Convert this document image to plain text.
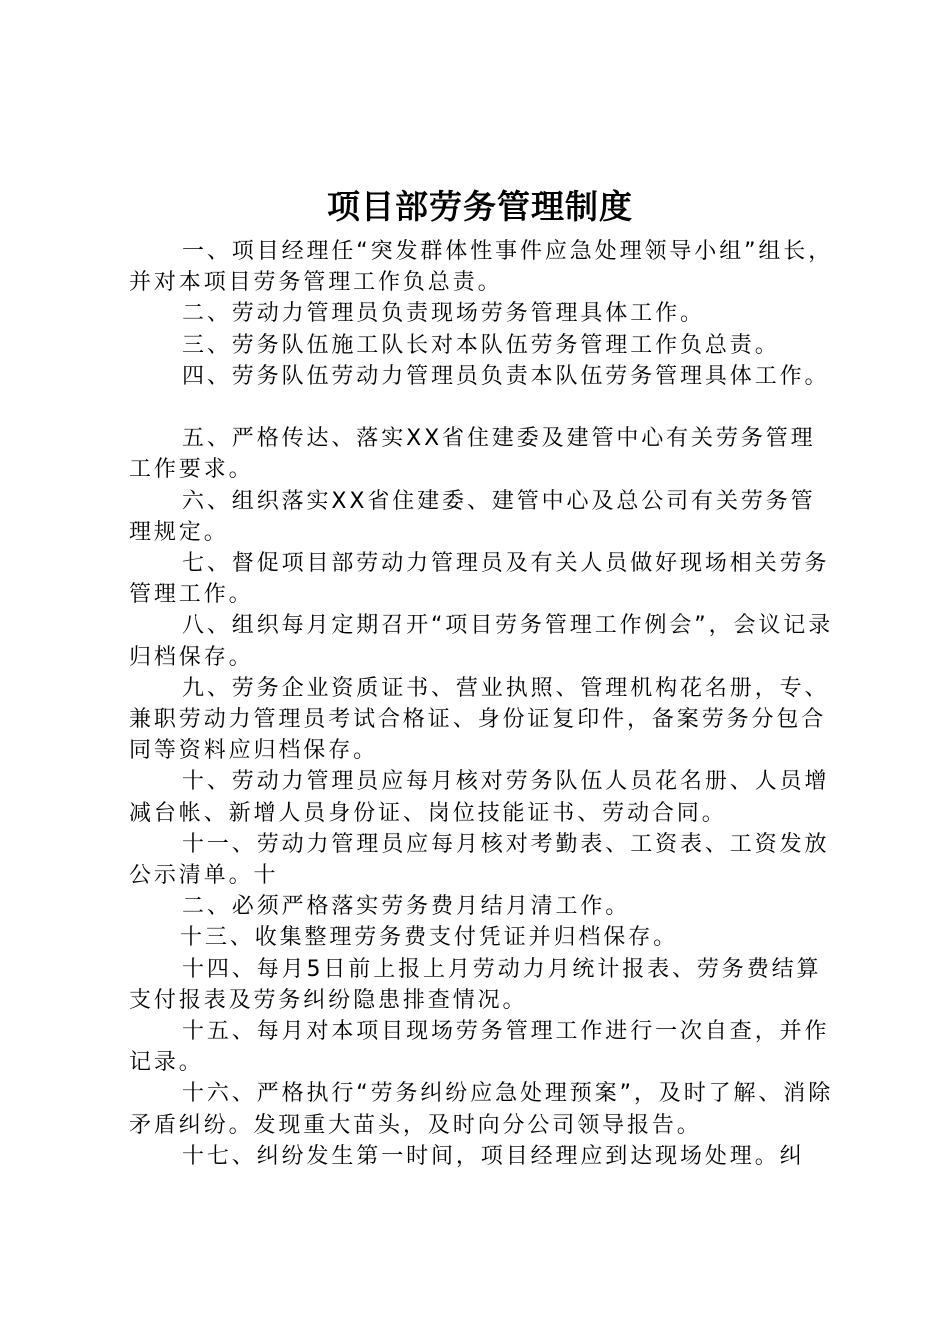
项目部劳务管理制度

一、项目经理任“突发群体性事件应急处理领导小组”组长，并对本项目劳务管理工作负总责。

二、劳动力管理员负责现场劳务管理具体工作。

三、劳务队伍施工队长对本队伍劳务管理工作负总责。

四、劳务队伍劳动力管理员负责本队伍劳务管理具体工作。

五、严格传达、落实XX省住建委及建管中心有关劳务管理工作要求。

六、组织落实XX省住建委、建管中心及总公司有关劳务管理规定。

七、督促项目部劳动力管理员及有关人员做好现场相关劳务管理工作。

八、组织每月定期召开“项目劳务管理工作例会”，会议记录归档保存。

九、劳务企业资质证书、营业执照、管理机构花名册，专、兼职劳动力管理员考试合格证、身份证复印件，备案劳务分包合同等资料应归档保存。

十、劳动力管理员应每月核对劳务队伍人员花名册、人员增减台帐、新增人员身份证、岗位技能证书、劳动合同。

十一、劳动力管理员应每月核对考勤表、工资表、工资发放公示清单。十

二、必须严格落实劳务费月结月清工作。

十三、收集整理劳务费支付凭证并归档保存。

十四、每月5日前上报上月劳动力月统计报表、劳务费结算支付报表及劳务纠纷隐患排查情况。

十五、每月对本项目现场劳务管理工作进行一次自查，并作记录。

十六、严格执行“劳务纠纷应急处理预案”，及时了解、消除矛盾纠纷。发现重大苗头，及时向分公司领导报告。

十七、纠纷发生第一时间，项目经理应到达现场处理。纠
++++
### WRITTEN REQUEST:
Copy the data character for character, but drop all pictures from the copy.

### IN RESPONSE:
Convert this document image to plain text.
项目部劳务管理制度

一、项目经理任“突发群体性事件应急处理领导小组”组长，并对本项目劳务管理工作负总责。

二、劳动力管理员负责现场劳务管理具体工作。

三、劳务队伍施工队长对本队伍劳务管理工作负总责。

四、劳务队伍劳动力管理员负责本队伍劳务管理具体工作。

五、严格传达、落实XX省住建委及建管中心有关劳务管理工作要求。

六、组织落实XX省住建委、建管中心及总公司有关劳务管理规定。

七、督促项目部劳动力管理员及有关人员做好现场相关劳务管理工作。

八、组织每月定期召开“项目劳务管理工作例会”，会议记录归档保存。

九、劳务企业资质证书、营业执照、管理机构花名册，专、兼职劳动力管理员考试合格证、身份证复印件，备案劳务分包合同等资料应归档保存。

十、劳动力管理员应每月核对劳务队伍人员花名册、人员增减台帐、新增人员身份证、岗位技能证书、劳动合同。

十一、劳动力管理员应每月核对考勤表、工资表、工资发放公示清单。十

二、必须严格落实劳务费月结月清工作。

十三、收集整理劳务费支付凭证并归档保存。

十四、每月5日前上报上月劳动力月统计报表、劳务费结算支付报表及劳务纠纷隐患排查情况。

十五、每月对本项目现场劳务管理工作进行一次自查，并作记录。

十六、严格执行“劳务纠纷应急处理预案”，及时了解、消除矛盾纠纷。发现重大苗头，及时向分公司领导报告。

十七、纠纷发生第一时间，项目经理应到达现场处理。纠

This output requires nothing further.